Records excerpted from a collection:
##############################

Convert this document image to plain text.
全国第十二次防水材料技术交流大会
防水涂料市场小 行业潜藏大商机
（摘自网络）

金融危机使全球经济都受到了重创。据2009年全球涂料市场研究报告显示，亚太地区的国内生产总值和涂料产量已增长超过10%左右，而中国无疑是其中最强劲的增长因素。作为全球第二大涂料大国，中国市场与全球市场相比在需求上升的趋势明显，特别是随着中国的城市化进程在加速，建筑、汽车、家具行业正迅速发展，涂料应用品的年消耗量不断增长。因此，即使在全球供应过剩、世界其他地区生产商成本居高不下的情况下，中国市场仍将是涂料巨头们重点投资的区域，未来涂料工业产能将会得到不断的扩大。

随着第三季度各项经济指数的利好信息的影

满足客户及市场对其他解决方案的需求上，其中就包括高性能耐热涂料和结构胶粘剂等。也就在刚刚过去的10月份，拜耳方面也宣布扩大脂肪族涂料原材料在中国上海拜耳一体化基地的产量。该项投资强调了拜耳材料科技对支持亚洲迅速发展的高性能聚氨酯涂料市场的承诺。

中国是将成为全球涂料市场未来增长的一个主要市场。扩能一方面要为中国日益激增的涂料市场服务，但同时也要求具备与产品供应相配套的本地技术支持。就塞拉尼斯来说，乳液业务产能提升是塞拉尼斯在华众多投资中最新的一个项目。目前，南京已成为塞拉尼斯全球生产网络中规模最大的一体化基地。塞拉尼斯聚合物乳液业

##############################

- Required work -
Copy out the whole listing exactly; please set it all down.

- Completed task -
Convert this document image to plain text.
全国第十二次防水材料技术交流大会
防水涂料市场小 行业潜藏大商机
（摘自网络）

金融危机使全球经济都受到了重创。据2009年全球涂料市场研究报告显示，亚太地区的国内生产总值和涂料产量已增长超过10%左右，而中国无疑是其中最强劲的增长因素。作为全球第二大涂料大国，中国市场与全球市场相比在需求上升的趋势明显，特别是随着中国的城市化进程在加速，建筑、汽车、家具行业正迅速发展，涂料应用品的年消耗量不断增长。因此，即使在全球供应过剩、世界其他地区生产商成本居高不下的情况下，中国市场仍将是涂料巨头们重点投资的区域，未来涂料工业产能将会得到不断的扩大。

随着第三季度各项经济指数的利好信息的影

满足客户及市场对其他解决方案的需求上，其中就包括高性能耐热涂料和结构胶粘剂等。也就在刚刚过去的10月份，拜耳方面也宣布扩大脂肪族涂料原材料在中国上海拜耳一体化基地的产量。该项投资强调了拜耳材料科技对支持亚洲迅速发展的高性能聚氨酯涂料市场的承诺。

中国是将成为全球涂料市场未来增长的一个主要市场。扩能一方面要为中国日益激增的涂料市场服务，但同时也要求具备与产品供应相配套的本地技术支持。就塞拉尼斯来说，乳液业务产能提升是塞拉尼斯在华众多投资中最新的一个项目。目前，南京已成为塞拉尼斯全球生产网络中规模最大的一体化基地。塞拉尼斯聚合物乳液业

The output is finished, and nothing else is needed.